Source data:
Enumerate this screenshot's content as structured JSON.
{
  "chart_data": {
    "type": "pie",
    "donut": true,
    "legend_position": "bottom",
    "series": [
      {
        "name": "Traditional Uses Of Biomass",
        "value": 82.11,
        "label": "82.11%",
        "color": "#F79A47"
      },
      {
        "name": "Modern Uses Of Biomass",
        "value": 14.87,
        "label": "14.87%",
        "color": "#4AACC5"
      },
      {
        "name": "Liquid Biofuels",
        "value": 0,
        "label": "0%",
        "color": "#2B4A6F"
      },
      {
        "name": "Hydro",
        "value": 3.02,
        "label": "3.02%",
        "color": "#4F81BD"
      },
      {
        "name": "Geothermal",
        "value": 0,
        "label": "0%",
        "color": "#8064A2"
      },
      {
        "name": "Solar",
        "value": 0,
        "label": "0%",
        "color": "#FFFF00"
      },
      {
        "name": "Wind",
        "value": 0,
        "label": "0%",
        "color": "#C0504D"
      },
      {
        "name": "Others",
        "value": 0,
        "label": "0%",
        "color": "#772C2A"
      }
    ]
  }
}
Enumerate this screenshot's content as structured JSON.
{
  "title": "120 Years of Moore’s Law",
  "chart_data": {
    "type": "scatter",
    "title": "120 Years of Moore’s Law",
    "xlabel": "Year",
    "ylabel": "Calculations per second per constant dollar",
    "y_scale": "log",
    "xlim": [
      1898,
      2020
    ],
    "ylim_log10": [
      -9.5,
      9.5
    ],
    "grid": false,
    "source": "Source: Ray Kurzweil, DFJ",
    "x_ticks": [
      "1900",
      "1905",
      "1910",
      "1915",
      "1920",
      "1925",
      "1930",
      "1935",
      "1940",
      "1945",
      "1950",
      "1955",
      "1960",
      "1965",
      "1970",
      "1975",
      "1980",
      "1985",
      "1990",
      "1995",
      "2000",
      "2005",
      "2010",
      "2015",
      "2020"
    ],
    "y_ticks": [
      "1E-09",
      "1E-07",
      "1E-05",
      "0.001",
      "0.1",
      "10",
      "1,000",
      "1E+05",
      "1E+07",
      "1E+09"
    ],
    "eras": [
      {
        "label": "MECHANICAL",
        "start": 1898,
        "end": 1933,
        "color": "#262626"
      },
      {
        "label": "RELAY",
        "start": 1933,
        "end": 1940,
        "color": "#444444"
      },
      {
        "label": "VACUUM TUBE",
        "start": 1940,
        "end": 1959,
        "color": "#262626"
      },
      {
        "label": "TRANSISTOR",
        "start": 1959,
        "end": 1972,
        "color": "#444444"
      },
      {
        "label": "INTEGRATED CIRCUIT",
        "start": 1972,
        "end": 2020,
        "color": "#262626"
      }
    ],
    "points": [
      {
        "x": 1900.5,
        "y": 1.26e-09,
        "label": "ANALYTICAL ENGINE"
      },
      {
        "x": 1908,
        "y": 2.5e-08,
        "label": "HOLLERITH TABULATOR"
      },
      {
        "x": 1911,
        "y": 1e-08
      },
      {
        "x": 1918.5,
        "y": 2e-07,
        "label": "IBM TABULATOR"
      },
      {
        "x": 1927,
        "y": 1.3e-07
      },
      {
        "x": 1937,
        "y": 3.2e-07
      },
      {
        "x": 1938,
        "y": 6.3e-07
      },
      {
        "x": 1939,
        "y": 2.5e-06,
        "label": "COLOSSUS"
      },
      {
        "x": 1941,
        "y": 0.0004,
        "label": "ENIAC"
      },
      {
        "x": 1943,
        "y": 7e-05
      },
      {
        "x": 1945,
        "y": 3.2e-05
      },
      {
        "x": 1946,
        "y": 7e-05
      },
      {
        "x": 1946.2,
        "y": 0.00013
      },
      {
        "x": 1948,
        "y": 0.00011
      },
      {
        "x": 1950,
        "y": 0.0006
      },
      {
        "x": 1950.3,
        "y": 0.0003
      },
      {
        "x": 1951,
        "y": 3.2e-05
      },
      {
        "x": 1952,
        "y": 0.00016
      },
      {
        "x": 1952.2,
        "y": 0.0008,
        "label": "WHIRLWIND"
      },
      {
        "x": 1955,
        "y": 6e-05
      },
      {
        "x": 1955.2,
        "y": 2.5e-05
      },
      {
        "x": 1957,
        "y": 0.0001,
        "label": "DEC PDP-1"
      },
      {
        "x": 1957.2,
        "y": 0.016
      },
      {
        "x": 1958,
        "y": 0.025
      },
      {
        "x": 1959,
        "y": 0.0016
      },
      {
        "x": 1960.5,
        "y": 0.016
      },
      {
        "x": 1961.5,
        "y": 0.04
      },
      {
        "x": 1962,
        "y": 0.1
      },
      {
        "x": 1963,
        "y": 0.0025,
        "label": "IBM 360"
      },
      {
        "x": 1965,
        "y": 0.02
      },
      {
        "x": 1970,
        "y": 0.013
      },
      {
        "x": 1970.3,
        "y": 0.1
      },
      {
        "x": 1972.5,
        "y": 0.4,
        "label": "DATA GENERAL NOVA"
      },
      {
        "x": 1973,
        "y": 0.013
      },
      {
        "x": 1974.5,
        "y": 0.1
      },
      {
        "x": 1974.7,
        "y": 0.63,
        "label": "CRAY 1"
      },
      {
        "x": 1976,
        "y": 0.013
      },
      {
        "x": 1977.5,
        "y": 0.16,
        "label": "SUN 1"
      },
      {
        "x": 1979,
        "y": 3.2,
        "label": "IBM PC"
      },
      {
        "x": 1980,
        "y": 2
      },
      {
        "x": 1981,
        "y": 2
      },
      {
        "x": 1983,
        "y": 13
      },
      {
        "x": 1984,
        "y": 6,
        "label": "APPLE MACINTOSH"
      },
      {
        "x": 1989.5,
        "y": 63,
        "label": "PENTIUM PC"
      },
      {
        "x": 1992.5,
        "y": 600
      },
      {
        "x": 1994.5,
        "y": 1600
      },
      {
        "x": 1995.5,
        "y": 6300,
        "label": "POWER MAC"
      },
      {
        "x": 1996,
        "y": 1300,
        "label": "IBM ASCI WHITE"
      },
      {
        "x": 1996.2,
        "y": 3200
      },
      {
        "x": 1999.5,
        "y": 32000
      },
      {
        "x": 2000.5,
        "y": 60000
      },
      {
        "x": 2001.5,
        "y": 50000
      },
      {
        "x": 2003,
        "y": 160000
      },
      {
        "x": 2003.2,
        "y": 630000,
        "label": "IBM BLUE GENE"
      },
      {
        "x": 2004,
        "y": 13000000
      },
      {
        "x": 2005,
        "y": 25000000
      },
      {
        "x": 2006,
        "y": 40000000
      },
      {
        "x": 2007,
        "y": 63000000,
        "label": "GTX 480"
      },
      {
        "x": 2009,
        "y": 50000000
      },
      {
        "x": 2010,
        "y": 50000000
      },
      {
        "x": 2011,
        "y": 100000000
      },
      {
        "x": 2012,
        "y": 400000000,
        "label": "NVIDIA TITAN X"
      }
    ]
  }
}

• WRITTEN INSTRUCTION: Using the exact wording, write out all of the records.

• RIGHT ANSWER:
Enumerate this screenshot's content as structured JSON.
{
  "chart_data": {
    "type": "pie",
    "donut": true,
    "legend_position": "bottom",
    "series": [
      {
        "name": "Traditional Uses Of Biomass",
        "value": 82.11,
        "label": "82.11%",
        "color": "#F79A47"
      },
      {
        "name": "Modern Uses Of Biomass",
        "value": 14.87,
        "label": "14.87%",
        "color": "#4AACC5"
      },
      {
        "name": "Liquid Biofuels",
        "value": 0,
        "label": "0%",
        "color": "#2B4A6F"
      },
      {
        "name": "Hydro",
        "value": 3.02,
        "label": "3.02%",
        "color": "#4F81BD"
      },
      {
        "name": "Geothermal",
        "value": 0,
        "label": "0%",
        "color": "#8064A2"
      },
      {
        "name": "Solar",
        "value": 0,
        "label": "0%",
        "color": "#FFFF00"
      },
      {
        "name": "Wind",
        "value": 0,
        "label": "0%",
        "color": "#C0504D"
      },
      {
        "name": "Others",
        "value": 0,
        "label": "0%",
        "color": "#772C2A"
      }
    ]
  }
}
Enumerate this screenshot's content as structured JSON.
{
  "title": "120 Years of Moore’s Law",
  "chart_data": {
    "type": "scatter",
    "title": "120 Years of Moore’s Law",
    "xlabel": "Year",
    "ylabel": "Calculations per second per constant dollar",
    "y_scale": "log",
    "xlim": [
      1898,
      2020
    ],
    "ylim_log10": [
      -9.5,
      9.5
    ],
    "grid": false,
    "source": "Source: Ray Kurzweil, DFJ",
    "x_ticks": [
      "1900",
      "1905",
      "1910",
      "1915",
      "1920",
      "1925",
      "1930",
      "1935",
      "1940",
      "1945",
      "1950",
      "1955",
      "1960",
      "1965",
      "1970",
      "1975",
      "1980",
      "1985",
      "1990",
      "1995",
      "2000",
      "2005",
      "2010",
      "2015",
      "2020"
    ],
    "y_ticks": [
      "1E-09",
      "1E-07",
      "1E-05",
      "0.001",
      "0.1",
      "10",
      "1,000",
      "1E+05",
      "1E+07",
      "1E+09"
    ],
    "eras": [
      {
        "label": "MECHANICAL",
        "start": 1898,
        "end": 1933,
        "color": "#262626"
      },
      {
        "label": "RELAY",
        "start": 1933,
        "end": 1940,
        "color": "#444444"
      },
      {
        "label": "VACUUM TUBE",
        "start": 1940,
        "end": 1959,
        "color": "#262626"
      },
      {
        "label": "TRANSISTOR",
        "start": 1959,
        "end": 1972,
        "color": "#444444"
      },
      {
        "label": "INTEGRATED CIRCUIT",
        "start": 1972,
        "end": 2020,
        "color": "#262626"
      }
    ],
    "points": [
      {
        "x": 1900.5,
        "y": 1.26e-09,
        "label": "ANALYTICAL ENGINE"
      },
      {
        "x": 1908,
        "y": 2.5e-08,
        "label": "HOLLERITH TABULATOR"
      },
      {
        "x": 1911,
        "y": 1e-08
      },
      {
        "x": 1918.5,
        "y": 2e-07,
        "label": "IBM TABULATOR"
      },
      {
        "x": 1927,
        "y": 1.3e-07
      },
      {
        "x": 1937,
        "y": 3.2e-07
      },
      {
        "x": 1938,
        "y": 6.3e-07
      },
      {
        "x": 1939,
        "y": 2.5e-06,
        "label": "COLOSSUS"
      },
      {
        "x": 1941,
        "y": 0.0004,
        "label": "ENIAC"
      },
      {
        "x": 1943,
        "y": 7e-05
      },
      {
        "x": 1945,
        "y": 3.2e-05
      },
      {
        "x": 1946,
        "y": 7e-05
      },
      {
        "x": 1946.2,
        "y": 0.00013
      },
      {
        "x": 1948,
        "y": 0.00011
      },
      {
        "x": 1950,
        "y": 0.0006
      },
      {
        "x": 1950.3,
        "y": 0.0003
      },
      {
        "x": 1951,
        "y": 3.2e-05
      },
      {
        "x": 1952,
        "y": 0.00016
      },
      {
        "x": 1952.2,
        "y": 0.0008,
        "label": "WHIRLWIND"
      },
      {
        "x": 1955,
        "y": 6e-05
      },
      {
        "x": 1955.2,
        "y": 2.5e-05
      },
      {
        "x": 1957,
        "y": 0.0001,
        "label": "DEC PDP-1"
      },
      {
        "x": 1957.2,
        "y": 0.016
      },
      {
        "x": 1958,
        "y": 0.025
      },
      {
        "x": 1959,
        "y": 0.0016
      },
      {
        "x": 1960.5,
        "y": 0.016
      },
      {
        "x": 1961.5,
        "y": 0.04
      },
      {
        "x": 1962,
        "y": 0.1
      },
      {
        "x": 1963,
        "y": 0.0025,
        "label": "IBM 360"
      },
      {
        "x": 1965,
        "y": 0.02
      },
      {
        "x": 1970,
        "y": 0.013
      },
      {
        "x": 1970.3,
        "y": 0.1
      },
      {
        "x": 1972.5,
        "y": 0.4,
        "label": "DATA GENERAL NOVA"
      },
      {
        "x": 1973,
        "y": 0.013
      },
      {
        "x": 1974.5,
        "y": 0.1
      },
      {
        "x": 1974.7,
        "y": 0.63,
        "label": "CRAY 1"
      },
      {
        "x": 1976,
        "y": 0.013
      },
      {
        "x": 1977.5,
        "y": 0.16,
        "label": "SUN 1"
      },
      {
        "x": 1979,
        "y": 3.2,
        "label": "IBM PC"
      },
      {
        "x": 1980,
        "y": 2
      },
      {
        "x": 1981,
        "y": 2
      },
      {
        "x": 1983,
        "y": 13
      },
      {
        "x": 1984,
        "y": 6,
        "label": "APPLE MACINTOSH"
      },
      {
        "x": 1989.5,
        "y": 63,
        "label": "PENTIUM PC"
      },
      {
        "x": 1992.5,
        "y": 600
      },
      {
        "x": 1994.5,
        "y": 1600
      },
      {
        "x": 1995.5,
        "y": 6300,
        "label": "POWER MAC"
      },
      {
        "x": 1996,
        "y": 1300,
        "label": "IBM ASCI WHITE"
      },
      {
        "x": 1996.2,
        "y": 3200
      },
      {
        "x": 1999.5,
        "y": 32000
      },
      {
        "x": 2000.5,
        "y": 60000
      },
      {
        "x": 2001.5,
        "y": 50000
      },
      {
        "x": 2003,
        "y": 160000
      },
      {
        "x": 2003.2,
        "y": 630000,
        "label": "IBM BLUE GENE"
      },
      {
        "x": 2004,
        "y": 13000000
      },
      {
        "x": 2005,
        "y": 25000000
      },
      {
        "x": 2006,
        "y": 40000000
      },
      {
        "x": 2007,
        "y": 63000000,
        "label": "GTX 480"
      },
      {
        "x": 2009,
        "y": 50000000
      },
      {
        "x": 2010,
        "y": 50000000
      },
      {
        "x": 2011,
        "y": 100000000
      },
      {
        "x": 2012,
        "y": 400000000,
        "label": "NVIDIA TITAN X"
      }
    ]
  }
}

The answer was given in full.